(Listed entries)
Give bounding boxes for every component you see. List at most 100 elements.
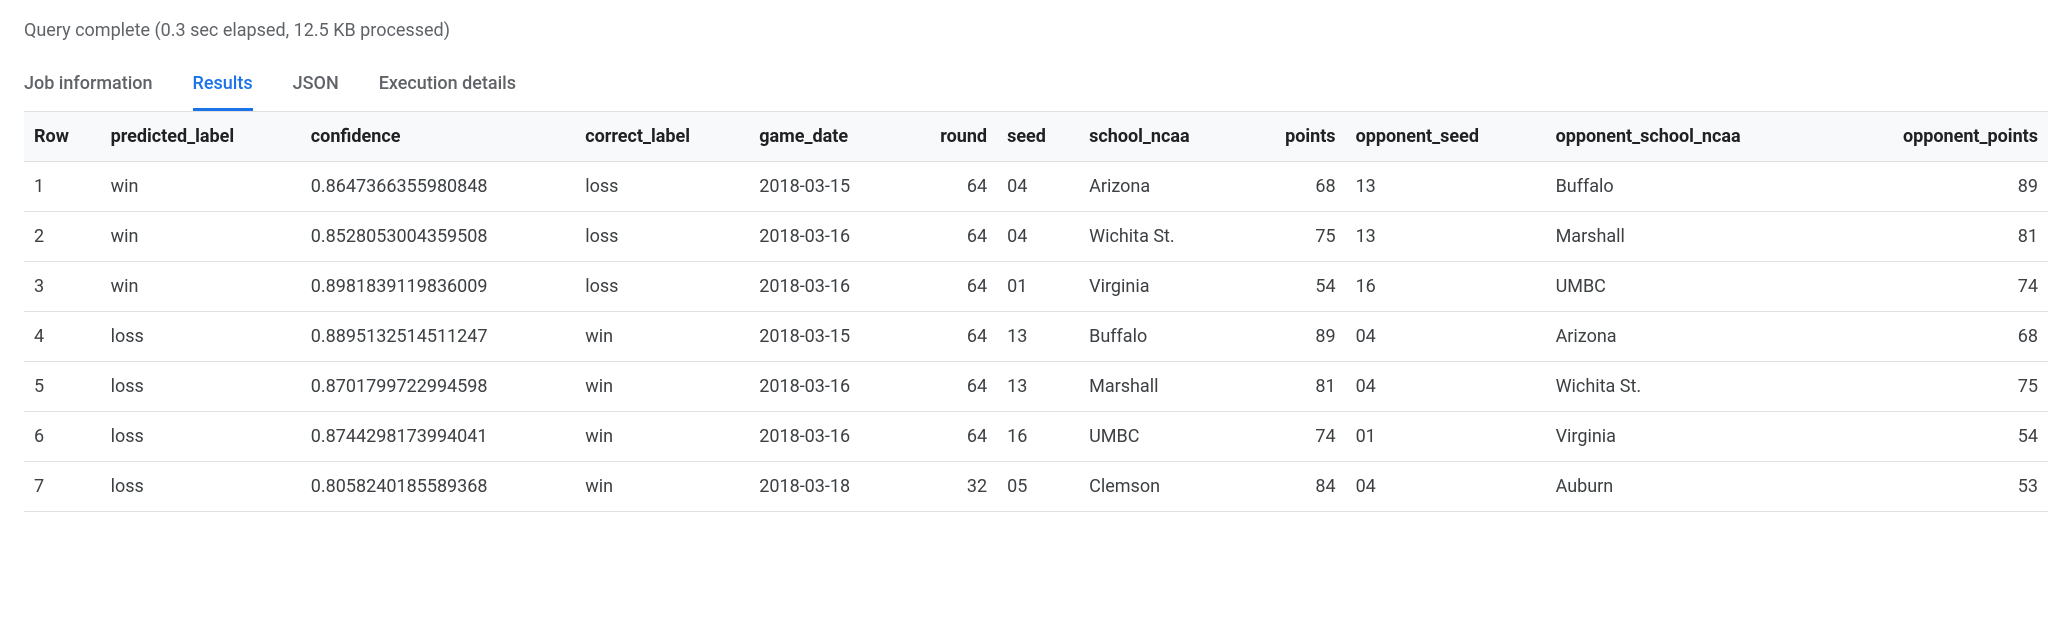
cell-opponent-school-ncaa: Marshall xyxy=(1546,212,1832,262)
tab-job-information[interactable]: Job information xyxy=(24,65,153,111)
cell-round: 64 xyxy=(904,362,997,412)
cell-confidence: 0.8058240185589368 xyxy=(301,462,575,512)
cell-predicted-label: loss xyxy=(101,312,301,362)
cell-points: 75 xyxy=(1247,212,1345,262)
col-opponent-points: opponent_points xyxy=(1832,112,2048,162)
results-table-wrap: Row predicted_label confidence correct_l… xyxy=(24,111,2048,512)
cell-game-date: 2018-03-15 xyxy=(749,312,904,362)
cell-round: 64 xyxy=(904,312,997,362)
col-game-date: game_date xyxy=(749,112,904,162)
cell-opponent-school-ncaa: UMBC xyxy=(1546,262,1832,312)
cell-seed: 01 xyxy=(997,262,1079,312)
tab-results[interactable]: Results xyxy=(193,65,253,111)
cell-game-date: 2018-03-16 xyxy=(749,412,904,462)
cell-school-ncaa: UMBC xyxy=(1079,412,1247,462)
cell-predicted-label: loss xyxy=(101,362,301,412)
cell-correct-label: loss xyxy=(575,212,749,262)
cell-school-ncaa: Arizona xyxy=(1079,162,1247,212)
cell-confidence: 0.8981839119836009 xyxy=(301,262,575,312)
col-opponent-seed: opponent_seed xyxy=(1346,112,1546,162)
query-status: Query complete (0.3 sec elapsed, 12.5 KB… xyxy=(24,20,2048,41)
table-header-row: Row predicted_label confidence correct_l… xyxy=(24,112,2048,162)
cell-points: 81 xyxy=(1247,362,1345,412)
cell-predicted-label: win xyxy=(101,162,301,212)
cell-game-date: 2018-03-15 xyxy=(749,162,904,212)
cell-game-date: 2018-03-16 xyxy=(749,362,904,412)
col-confidence: confidence xyxy=(301,112,575,162)
cell-predicted-label: win xyxy=(101,212,301,262)
table-row: 6loss0.8744298173994041win2018-03-166416… xyxy=(24,412,2048,462)
cell-opponent-seed: 13 xyxy=(1346,212,1546,262)
col-seed: seed xyxy=(997,112,1079,162)
cell-predicted-label: loss xyxy=(101,462,301,512)
cell-school-ncaa: Virginia xyxy=(1079,262,1247,312)
tab-execution-details[interactable]: Execution details xyxy=(379,65,516,111)
cell-points: 84 xyxy=(1247,462,1345,512)
cell-round: 64 xyxy=(904,212,997,262)
cell-confidence: 0.8701799722994598 xyxy=(301,362,575,412)
cell-opponent-school-ncaa: Buffalo xyxy=(1546,162,1832,212)
cell-row: 4 xyxy=(24,312,101,362)
cell-opponent-points: 53 xyxy=(1832,462,2048,512)
cell-school-ncaa: Wichita St. xyxy=(1079,212,1247,262)
results-table: Row predicted_label confidence correct_l… xyxy=(24,112,2048,512)
tab-json[interactable]: JSON xyxy=(293,65,339,111)
cell-row: 1 xyxy=(24,162,101,212)
cell-school-ncaa: Marshall xyxy=(1079,362,1247,412)
col-points: points xyxy=(1247,112,1345,162)
cell-row: 3 xyxy=(24,262,101,312)
cell-correct-label: loss xyxy=(575,162,749,212)
cell-seed: 13 xyxy=(997,312,1079,362)
cell-confidence: 0.8744298173994041 xyxy=(301,412,575,462)
cell-confidence: 0.8647366355980848 xyxy=(301,162,575,212)
cell-correct-label: win xyxy=(575,462,749,512)
cell-opponent-points: 68 xyxy=(1832,312,2048,362)
cell-opponent-school-ncaa: Auburn xyxy=(1546,462,1832,512)
cell-opponent-school-ncaa: Arizona xyxy=(1546,312,1832,362)
col-school-ncaa: school_ncaa xyxy=(1079,112,1247,162)
cell-opponent-seed: 04 xyxy=(1346,362,1546,412)
cell-game-date: 2018-03-16 xyxy=(749,262,904,312)
col-opponent-school-ncaa: opponent_school_ncaa xyxy=(1546,112,1832,162)
cell-points: 89 xyxy=(1247,312,1345,362)
cell-opponent-points: 74 xyxy=(1832,262,2048,312)
cell-row: 5 xyxy=(24,362,101,412)
cell-points: 68 xyxy=(1247,162,1345,212)
cell-correct-label: win xyxy=(575,412,749,462)
cell-row: 2 xyxy=(24,212,101,262)
cell-correct-label: win xyxy=(575,362,749,412)
cell-opponent-points: 75 xyxy=(1832,362,2048,412)
cell-seed: 04 xyxy=(997,162,1079,212)
cell-opponent-seed: 04 xyxy=(1346,312,1546,362)
cell-opponent-points: 81 xyxy=(1832,212,2048,262)
cell-points: 54 xyxy=(1247,262,1345,312)
cell-opponent-seed: 04 xyxy=(1346,462,1546,512)
col-round: round xyxy=(904,112,997,162)
cell-game-date: 2018-03-18 xyxy=(749,462,904,512)
table-row: 5loss0.8701799722994598win2018-03-166413… xyxy=(24,362,2048,412)
table-row: 4loss0.8895132514511247win2018-03-156413… xyxy=(24,312,2048,362)
cell-school-ncaa: Clemson xyxy=(1079,462,1247,512)
cell-opponent-school-ncaa: Wichita St. xyxy=(1546,362,1832,412)
cell-correct-label: win xyxy=(575,312,749,362)
cell-round: 64 xyxy=(904,162,997,212)
result-tabs: Job information Results JSON Execution d… xyxy=(24,65,2048,111)
cell-confidence: 0.8528053004359508 xyxy=(301,212,575,262)
cell-predicted-label: win xyxy=(101,262,301,312)
cell-opponent-points: 89 xyxy=(1832,162,2048,212)
cell-school-ncaa: Buffalo xyxy=(1079,312,1247,362)
col-correct-label: correct_label xyxy=(575,112,749,162)
cell-opponent-points: 54 xyxy=(1832,412,2048,462)
table-row: 2win0.8528053004359508loss2018-03-166404… xyxy=(24,212,2048,262)
table-row: 1win0.8647366355980848loss2018-03-156404… xyxy=(24,162,2048,212)
cell-row: 7 xyxy=(24,462,101,512)
cell-game-date: 2018-03-16 xyxy=(749,212,904,262)
cell-opponent-seed: 01 xyxy=(1346,412,1546,462)
cell-round: 64 xyxy=(904,262,997,312)
cell-seed: 16 xyxy=(997,412,1079,462)
table-row: 7loss0.8058240185589368win2018-03-183205… xyxy=(24,462,2048,512)
cell-correct-label: loss xyxy=(575,262,749,312)
cell-predicted-label: loss xyxy=(101,412,301,462)
cell-round: 32 xyxy=(904,462,997,512)
table-row: 3win0.8981839119836009loss2018-03-166401… xyxy=(24,262,2048,312)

(Brief)
Write out every line of the records above word for word, leaving out the pictures.

(Response below)
Give bounding boxes for every component you see. List at most 100 elements.
cell-opponent-school-ncaa: Marshall xyxy=(1546,212,1832,262)
tab-job-information[interactable]: Job information xyxy=(24,65,153,111)
cell-round: 64 xyxy=(904,362,997,412)
cell-confidence: 0.8058240185589368 xyxy=(301,462,575,512)
cell-predicted-label: loss xyxy=(101,312,301,362)
cell-points: 75 xyxy=(1247,212,1345,262)
col-opponent-points: opponent_points xyxy=(1832,112,2048,162)
results-table-wrap: Row predicted_label confidence correct_l… xyxy=(24,111,2048,512)
cell-game-date: 2018-03-15 xyxy=(749,312,904,362)
cell-round: 64 xyxy=(904,312,997,362)
col-game-date: game_date xyxy=(749,112,904,162)
cell-opponent-school-ncaa: UMBC xyxy=(1546,262,1832,312)
cell-seed: 01 xyxy=(997,262,1079,312)
tab-results[interactable]: Results xyxy=(193,65,253,111)
cell-game-date: 2018-03-16 xyxy=(749,412,904,462)
cell-school-ncaa: UMBC xyxy=(1079,412,1247,462)
cell-predicted-label: loss xyxy=(101,362,301,412)
cell-correct-label: loss xyxy=(575,212,749,262)
cell-school-ncaa: Arizona xyxy=(1079,162,1247,212)
cell-confidence: 0.8981839119836009 xyxy=(301,262,575,312)
col-opponent-seed: opponent_seed xyxy=(1346,112,1546,162)
query-status: Query complete (0.3 sec elapsed, 12.5 KB… xyxy=(24,20,2048,41)
table-header-row: Row predicted_label confidence correct_l… xyxy=(24,112,2048,162)
cell-points: 81 xyxy=(1247,362,1345,412)
cell-predicted-label: win xyxy=(101,162,301,212)
cell-game-date: 2018-03-15 xyxy=(749,162,904,212)
cell-game-date: 2018-03-16 xyxy=(749,362,904,412)
col-confidence: confidence xyxy=(301,112,575,162)
cell-predicted-label: win xyxy=(101,212,301,262)
table-row: 6loss0.8744298173994041win2018-03-166416… xyxy=(24,412,2048,462)
cell-opponent-seed: 13 xyxy=(1346,212,1546,262)
col-seed: seed xyxy=(997,112,1079,162)
cell-predicted-label: loss xyxy=(101,462,301,512)
cell-school-ncaa: Virginia xyxy=(1079,262,1247,312)
tab-execution-details[interactable]: Execution details xyxy=(379,65,516,111)
cell-points: 84 xyxy=(1247,462,1345,512)
cell-round: 64 xyxy=(904,212,997,262)
cell-confidence: 0.8701799722994598 xyxy=(301,362,575,412)
cell-opponent-school-ncaa: Buffalo xyxy=(1546,162,1832,212)
cell-row: 4 xyxy=(24,312,101,362)
cell-opponent-points: 53 xyxy=(1832,462,2048,512)
cell-school-ncaa: Wichita St. xyxy=(1079,212,1247,262)
results-table: Row predicted_label confidence correct_l… xyxy=(24,112,2048,512)
tab-json[interactable]: JSON xyxy=(293,65,339,111)
cell-row: 1 xyxy=(24,162,101,212)
cell-school-ncaa: Marshall xyxy=(1079,362,1247,412)
col-points: points xyxy=(1247,112,1345,162)
cell-row: 3 xyxy=(24,262,101,312)
cell-correct-label: loss xyxy=(575,162,749,212)
cell-seed: 13 xyxy=(997,312,1079,362)
cell-confidence: 0.8744298173994041 xyxy=(301,412,575,462)
cell-confidence: 0.8647366355980848 xyxy=(301,162,575,212)
cell-correct-label: win xyxy=(575,462,749,512)
cell-opponent-points: 68 xyxy=(1832,312,2048,362)
cell-opponent-school-ncaa: Auburn xyxy=(1546,462,1832,512)
cell-opponent-school-ncaa: Arizona xyxy=(1546,312,1832,362)
col-school-ncaa: school_ncaa xyxy=(1079,112,1247,162)
cell-opponent-seed: 04 xyxy=(1346,362,1546,412)
cell-game-date: 2018-03-16 xyxy=(749,262,904,312)
col-opponent-school-ncaa: opponent_school_ncaa xyxy=(1546,112,1832,162)
cell-points: 89 xyxy=(1247,312,1345,362)
cell-opponent-points: 74 xyxy=(1832,262,2048,312)
cell-row: 5 xyxy=(24,362,101,412)
cell-points: 68 xyxy=(1247,162,1345,212)
cell-correct-label: win xyxy=(575,412,749,462)
cell-row: 2 xyxy=(24,212,101,262)
cell-correct-label: win xyxy=(575,362,749,412)
cell-opponent-points: 75 xyxy=(1832,362,2048,412)
cell-seed: 04 xyxy=(997,162,1079,212)
cell-opponent-seed: 04 xyxy=(1346,312,1546,362)
cell-opponent-points: 81 xyxy=(1832,212,2048,262)
cell-points: 54 xyxy=(1247,262,1345,312)
cell-opponent-seed: 04 xyxy=(1346,462,1546,512)
col-round: round xyxy=(904,112,997,162)
cell-game-date: 2018-03-18 xyxy=(749,462,904,512)
table-row: 5loss0.8701799722994598win2018-03-166413… xyxy=(24,362,2048,412)
table-row: 4loss0.8895132514511247win2018-03-156413… xyxy=(24,312,2048,362)
cell-school-ncaa: Clemson xyxy=(1079,462,1247,512)
cell-opponent-school-ncaa: Wichita St. xyxy=(1546,362,1832,412)
cell-correct-label: win xyxy=(575,312,749,362)
cell-round: 64 xyxy=(904,162,997,212)
result-tabs: Job information Results JSON Execution d… xyxy=(24,65,2048,111)
cell-confidence: 0.8528053004359508 xyxy=(301,212,575,262)
cell-predicted-label: win xyxy=(101,262,301,312)
cell-opponent-points: 89 xyxy=(1832,162,2048,212)
cell-school-ncaa: Buffalo xyxy=(1079,312,1247,362)
col-correct-label: correct_label xyxy=(575,112,749,162)
cell-opponent-points: 54 xyxy=(1832,412,2048,462)
table-row: 2win0.8528053004359508loss2018-03-166404… xyxy=(24,212,2048,262)
table-row: 1win0.8647366355980848loss2018-03-156404… xyxy=(24,162,2048,212)
cell-row: 7 xyxy=(24,462,101,512)
cell-game-date: 2018-03-16 xyxy=(749,212,904,262)
cell-opponent-seed: 01 xyxy=(1346,412,1546,462)
cell-round: 64 xyxy=(904,262,997,312)
cell-seed: 16 xyxy=(997,412,1079,462)
table-row: 7loss0.8058240185589368win2018-03-183205… xyxy=(24,462,2048,512)
cell-correct-label: loss xyxy=(575,262,749,312)
cell-predicted-label: loss xyxy=(101,412,301,462)
cell-round: 32 xyxy=(904,462,997,512)
table-row: 3win0.8981839119836009loss2018-03-166401… xyxy=(24,262,2048,312)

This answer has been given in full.